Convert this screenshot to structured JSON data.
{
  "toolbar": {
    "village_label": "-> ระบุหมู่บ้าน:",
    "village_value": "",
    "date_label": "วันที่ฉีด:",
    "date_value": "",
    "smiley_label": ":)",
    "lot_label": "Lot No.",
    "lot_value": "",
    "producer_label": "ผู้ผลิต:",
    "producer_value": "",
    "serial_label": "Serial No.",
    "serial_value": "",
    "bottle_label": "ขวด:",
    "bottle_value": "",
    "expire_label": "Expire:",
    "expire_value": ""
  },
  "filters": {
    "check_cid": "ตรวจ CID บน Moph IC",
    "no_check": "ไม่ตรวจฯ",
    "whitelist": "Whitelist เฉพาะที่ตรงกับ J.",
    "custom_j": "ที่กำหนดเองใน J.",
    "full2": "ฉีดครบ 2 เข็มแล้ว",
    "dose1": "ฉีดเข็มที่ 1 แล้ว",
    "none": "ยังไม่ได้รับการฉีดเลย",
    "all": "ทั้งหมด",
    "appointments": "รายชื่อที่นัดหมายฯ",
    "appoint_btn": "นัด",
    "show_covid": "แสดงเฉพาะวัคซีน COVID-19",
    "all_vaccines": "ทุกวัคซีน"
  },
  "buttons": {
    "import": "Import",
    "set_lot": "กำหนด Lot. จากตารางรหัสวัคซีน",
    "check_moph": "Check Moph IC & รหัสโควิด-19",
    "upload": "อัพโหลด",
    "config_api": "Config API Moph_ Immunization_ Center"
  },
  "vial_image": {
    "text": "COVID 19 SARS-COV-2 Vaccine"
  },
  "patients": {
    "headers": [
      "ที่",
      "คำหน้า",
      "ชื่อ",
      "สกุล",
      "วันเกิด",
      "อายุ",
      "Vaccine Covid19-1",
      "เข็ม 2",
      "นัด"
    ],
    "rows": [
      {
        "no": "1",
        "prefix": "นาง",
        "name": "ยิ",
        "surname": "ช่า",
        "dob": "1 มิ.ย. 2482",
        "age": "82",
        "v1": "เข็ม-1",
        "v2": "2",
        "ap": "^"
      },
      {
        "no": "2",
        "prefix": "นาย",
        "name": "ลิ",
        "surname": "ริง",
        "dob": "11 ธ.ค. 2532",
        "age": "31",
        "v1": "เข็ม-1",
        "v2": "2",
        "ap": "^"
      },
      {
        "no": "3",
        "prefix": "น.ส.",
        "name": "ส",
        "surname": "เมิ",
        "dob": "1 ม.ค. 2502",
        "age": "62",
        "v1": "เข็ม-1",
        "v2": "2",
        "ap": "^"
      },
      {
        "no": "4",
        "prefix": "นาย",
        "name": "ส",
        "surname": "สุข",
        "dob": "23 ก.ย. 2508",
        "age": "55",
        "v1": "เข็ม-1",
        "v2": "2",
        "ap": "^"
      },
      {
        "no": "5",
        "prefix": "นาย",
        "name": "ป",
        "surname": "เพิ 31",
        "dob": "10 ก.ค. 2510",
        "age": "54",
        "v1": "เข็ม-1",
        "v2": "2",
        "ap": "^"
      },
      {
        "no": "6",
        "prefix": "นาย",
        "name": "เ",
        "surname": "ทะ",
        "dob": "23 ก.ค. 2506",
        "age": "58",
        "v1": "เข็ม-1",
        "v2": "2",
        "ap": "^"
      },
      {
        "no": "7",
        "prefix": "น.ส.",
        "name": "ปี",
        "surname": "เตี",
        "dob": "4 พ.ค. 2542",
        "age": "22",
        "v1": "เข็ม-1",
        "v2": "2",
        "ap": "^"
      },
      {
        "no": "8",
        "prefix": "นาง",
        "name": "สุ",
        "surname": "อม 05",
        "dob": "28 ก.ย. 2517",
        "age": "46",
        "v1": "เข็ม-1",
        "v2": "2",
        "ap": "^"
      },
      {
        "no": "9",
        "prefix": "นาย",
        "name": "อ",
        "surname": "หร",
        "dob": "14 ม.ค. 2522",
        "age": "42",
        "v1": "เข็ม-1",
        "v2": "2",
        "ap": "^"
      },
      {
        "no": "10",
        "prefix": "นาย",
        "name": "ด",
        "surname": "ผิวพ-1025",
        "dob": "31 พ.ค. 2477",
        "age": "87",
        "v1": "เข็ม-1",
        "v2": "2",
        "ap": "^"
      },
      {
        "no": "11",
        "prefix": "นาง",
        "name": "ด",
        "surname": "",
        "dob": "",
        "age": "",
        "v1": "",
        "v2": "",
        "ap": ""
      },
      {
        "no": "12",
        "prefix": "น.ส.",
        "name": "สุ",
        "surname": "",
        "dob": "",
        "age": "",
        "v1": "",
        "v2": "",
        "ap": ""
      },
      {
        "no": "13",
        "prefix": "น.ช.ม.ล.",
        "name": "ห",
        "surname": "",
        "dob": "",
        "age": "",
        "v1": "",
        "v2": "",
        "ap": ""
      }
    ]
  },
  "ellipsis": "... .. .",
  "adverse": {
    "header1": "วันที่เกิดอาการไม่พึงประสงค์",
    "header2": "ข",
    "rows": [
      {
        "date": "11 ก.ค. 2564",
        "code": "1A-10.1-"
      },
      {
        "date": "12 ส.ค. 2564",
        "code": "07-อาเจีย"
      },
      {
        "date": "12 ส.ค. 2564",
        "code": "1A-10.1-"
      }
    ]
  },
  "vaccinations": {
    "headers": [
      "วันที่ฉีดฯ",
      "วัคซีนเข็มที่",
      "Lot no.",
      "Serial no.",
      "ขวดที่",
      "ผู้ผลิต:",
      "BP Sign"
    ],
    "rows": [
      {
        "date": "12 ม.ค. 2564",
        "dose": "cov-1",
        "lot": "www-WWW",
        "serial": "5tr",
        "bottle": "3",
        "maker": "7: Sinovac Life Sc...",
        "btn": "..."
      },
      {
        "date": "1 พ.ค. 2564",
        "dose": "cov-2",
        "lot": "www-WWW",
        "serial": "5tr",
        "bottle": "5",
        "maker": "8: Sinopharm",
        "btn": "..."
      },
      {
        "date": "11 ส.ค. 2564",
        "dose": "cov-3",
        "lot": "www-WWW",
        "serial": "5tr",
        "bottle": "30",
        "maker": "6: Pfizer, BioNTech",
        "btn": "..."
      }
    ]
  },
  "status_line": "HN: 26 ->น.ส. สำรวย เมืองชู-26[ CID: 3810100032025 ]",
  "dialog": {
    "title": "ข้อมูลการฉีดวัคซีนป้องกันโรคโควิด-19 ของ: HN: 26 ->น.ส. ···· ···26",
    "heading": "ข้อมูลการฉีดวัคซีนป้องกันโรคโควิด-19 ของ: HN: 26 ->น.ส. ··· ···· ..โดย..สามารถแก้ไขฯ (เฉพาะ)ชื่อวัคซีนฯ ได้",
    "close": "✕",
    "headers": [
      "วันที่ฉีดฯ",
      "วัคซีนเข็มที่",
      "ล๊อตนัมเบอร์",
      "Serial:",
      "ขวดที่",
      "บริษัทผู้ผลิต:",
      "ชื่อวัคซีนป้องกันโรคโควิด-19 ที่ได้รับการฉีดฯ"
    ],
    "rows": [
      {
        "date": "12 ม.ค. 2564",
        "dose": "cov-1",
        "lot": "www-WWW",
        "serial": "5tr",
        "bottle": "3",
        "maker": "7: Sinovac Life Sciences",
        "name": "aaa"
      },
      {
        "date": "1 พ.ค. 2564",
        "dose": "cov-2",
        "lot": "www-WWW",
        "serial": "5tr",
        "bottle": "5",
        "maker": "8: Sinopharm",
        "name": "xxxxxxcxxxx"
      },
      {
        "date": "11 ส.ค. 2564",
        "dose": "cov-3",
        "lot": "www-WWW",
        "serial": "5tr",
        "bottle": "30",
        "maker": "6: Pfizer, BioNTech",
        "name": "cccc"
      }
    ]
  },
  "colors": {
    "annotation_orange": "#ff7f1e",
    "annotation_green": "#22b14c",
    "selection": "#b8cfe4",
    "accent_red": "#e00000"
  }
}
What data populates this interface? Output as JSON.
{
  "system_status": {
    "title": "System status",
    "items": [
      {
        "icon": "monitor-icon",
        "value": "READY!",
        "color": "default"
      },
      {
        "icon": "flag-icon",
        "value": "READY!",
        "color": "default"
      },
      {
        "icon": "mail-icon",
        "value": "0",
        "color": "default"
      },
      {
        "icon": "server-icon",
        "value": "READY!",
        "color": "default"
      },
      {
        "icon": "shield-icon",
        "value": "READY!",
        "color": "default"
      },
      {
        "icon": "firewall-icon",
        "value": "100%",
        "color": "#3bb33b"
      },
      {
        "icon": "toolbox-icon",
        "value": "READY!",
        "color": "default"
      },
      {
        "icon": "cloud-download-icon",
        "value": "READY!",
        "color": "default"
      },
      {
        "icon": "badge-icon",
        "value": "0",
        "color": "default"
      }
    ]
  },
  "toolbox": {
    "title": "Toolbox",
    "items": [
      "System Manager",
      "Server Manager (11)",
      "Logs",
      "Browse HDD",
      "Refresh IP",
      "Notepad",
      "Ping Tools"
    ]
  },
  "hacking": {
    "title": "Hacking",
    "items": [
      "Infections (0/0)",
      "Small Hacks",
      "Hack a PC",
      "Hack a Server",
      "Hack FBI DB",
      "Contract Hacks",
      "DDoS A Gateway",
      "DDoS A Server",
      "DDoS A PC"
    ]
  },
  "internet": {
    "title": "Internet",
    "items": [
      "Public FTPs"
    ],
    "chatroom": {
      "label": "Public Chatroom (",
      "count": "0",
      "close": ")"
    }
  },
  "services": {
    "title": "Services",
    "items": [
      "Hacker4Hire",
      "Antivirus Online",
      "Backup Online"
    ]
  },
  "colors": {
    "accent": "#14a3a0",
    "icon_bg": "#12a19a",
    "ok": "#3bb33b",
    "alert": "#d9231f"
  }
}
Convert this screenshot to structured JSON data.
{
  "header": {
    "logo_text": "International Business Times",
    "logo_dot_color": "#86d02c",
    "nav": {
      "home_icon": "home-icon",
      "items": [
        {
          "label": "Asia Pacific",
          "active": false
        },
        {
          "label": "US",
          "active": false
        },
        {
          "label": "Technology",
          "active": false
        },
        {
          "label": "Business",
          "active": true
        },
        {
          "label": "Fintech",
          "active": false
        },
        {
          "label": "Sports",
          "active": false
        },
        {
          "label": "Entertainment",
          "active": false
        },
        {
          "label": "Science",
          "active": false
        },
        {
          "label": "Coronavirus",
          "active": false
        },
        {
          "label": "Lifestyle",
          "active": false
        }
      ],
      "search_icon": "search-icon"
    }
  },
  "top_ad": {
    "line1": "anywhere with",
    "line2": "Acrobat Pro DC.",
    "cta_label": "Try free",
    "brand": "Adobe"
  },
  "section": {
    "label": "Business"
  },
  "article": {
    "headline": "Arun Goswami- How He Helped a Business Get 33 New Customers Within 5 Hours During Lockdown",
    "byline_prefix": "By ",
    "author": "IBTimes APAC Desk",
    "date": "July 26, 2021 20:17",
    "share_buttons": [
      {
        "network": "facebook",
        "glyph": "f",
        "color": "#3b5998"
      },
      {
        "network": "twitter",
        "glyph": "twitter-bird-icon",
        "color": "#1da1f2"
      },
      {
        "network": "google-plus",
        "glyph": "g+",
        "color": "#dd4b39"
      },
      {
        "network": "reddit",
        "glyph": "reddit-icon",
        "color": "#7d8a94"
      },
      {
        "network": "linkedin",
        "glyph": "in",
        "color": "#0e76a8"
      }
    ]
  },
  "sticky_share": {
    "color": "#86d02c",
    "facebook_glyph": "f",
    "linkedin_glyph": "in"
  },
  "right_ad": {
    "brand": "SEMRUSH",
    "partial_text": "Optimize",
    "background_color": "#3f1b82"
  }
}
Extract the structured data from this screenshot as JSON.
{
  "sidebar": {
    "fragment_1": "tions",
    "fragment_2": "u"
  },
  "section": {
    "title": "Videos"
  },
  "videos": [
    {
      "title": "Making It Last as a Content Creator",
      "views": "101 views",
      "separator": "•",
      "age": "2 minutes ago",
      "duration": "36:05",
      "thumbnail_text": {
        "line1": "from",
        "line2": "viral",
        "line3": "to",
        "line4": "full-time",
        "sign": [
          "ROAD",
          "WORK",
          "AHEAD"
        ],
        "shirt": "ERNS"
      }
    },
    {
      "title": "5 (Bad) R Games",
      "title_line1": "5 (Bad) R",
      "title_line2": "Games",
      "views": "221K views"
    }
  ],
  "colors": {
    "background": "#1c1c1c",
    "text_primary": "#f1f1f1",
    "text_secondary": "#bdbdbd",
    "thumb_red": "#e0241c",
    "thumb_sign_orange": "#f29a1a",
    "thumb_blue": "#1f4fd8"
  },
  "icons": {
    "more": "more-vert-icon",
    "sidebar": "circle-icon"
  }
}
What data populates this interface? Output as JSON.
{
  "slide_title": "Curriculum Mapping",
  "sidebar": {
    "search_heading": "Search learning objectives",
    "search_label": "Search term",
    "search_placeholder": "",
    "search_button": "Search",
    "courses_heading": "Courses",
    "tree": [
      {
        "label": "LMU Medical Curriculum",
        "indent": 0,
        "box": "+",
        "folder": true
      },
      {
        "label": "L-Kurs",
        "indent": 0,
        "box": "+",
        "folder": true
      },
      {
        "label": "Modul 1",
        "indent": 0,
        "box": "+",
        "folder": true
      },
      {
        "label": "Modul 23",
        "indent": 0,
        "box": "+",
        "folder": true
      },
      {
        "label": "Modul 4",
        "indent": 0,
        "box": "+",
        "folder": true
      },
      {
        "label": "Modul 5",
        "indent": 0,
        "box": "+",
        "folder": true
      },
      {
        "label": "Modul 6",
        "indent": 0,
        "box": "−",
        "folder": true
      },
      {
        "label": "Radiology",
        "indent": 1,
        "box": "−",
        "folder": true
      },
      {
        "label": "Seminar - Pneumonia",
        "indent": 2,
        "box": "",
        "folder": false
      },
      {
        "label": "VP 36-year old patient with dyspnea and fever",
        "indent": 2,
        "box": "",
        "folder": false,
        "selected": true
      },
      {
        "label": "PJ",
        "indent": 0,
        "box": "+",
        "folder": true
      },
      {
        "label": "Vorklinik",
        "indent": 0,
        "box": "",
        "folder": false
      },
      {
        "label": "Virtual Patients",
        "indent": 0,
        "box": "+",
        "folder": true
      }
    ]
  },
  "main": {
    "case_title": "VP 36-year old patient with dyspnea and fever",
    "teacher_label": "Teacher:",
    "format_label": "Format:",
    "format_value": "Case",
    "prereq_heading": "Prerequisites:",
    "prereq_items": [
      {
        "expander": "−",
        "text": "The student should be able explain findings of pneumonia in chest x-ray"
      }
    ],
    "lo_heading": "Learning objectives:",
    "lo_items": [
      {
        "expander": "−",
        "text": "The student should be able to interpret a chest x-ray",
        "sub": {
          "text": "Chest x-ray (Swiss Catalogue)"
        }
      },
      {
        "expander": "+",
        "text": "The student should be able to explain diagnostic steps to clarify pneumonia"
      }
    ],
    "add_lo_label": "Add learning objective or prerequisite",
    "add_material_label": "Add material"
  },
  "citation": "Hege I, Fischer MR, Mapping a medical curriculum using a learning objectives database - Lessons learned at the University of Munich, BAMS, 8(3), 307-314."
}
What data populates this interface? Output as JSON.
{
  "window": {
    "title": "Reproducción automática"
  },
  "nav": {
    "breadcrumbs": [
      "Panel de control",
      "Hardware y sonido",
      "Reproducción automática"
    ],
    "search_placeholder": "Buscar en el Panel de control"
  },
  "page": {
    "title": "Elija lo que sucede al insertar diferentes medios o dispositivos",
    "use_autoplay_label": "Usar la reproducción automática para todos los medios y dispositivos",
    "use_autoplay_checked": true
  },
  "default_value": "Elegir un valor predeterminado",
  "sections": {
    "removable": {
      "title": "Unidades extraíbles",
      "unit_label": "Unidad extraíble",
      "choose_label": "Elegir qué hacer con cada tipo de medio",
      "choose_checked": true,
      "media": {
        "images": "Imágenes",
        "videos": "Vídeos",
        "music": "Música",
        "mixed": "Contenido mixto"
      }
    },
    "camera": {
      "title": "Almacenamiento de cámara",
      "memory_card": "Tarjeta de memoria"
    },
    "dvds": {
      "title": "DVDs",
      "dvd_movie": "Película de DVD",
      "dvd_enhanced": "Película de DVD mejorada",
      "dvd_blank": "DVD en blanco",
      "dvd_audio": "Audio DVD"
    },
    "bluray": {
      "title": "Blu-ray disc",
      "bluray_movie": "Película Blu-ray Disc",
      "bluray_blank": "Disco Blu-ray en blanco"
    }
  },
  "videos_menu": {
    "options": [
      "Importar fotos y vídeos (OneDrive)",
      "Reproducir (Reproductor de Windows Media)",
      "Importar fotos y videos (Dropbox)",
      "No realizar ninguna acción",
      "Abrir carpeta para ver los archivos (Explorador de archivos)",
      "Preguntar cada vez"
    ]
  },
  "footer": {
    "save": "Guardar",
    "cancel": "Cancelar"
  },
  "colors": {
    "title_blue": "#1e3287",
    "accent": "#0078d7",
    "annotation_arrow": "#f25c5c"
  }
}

**WORK ITEM**
Every line above that holds the word "fever" is to be found and copied.

**SOLUTION TO THIS PROBLEM**
        "label": "VP 36-year old patient with dyspnea and fever",
    "case_title": "VP 36-year old patient with dyspnea and fever",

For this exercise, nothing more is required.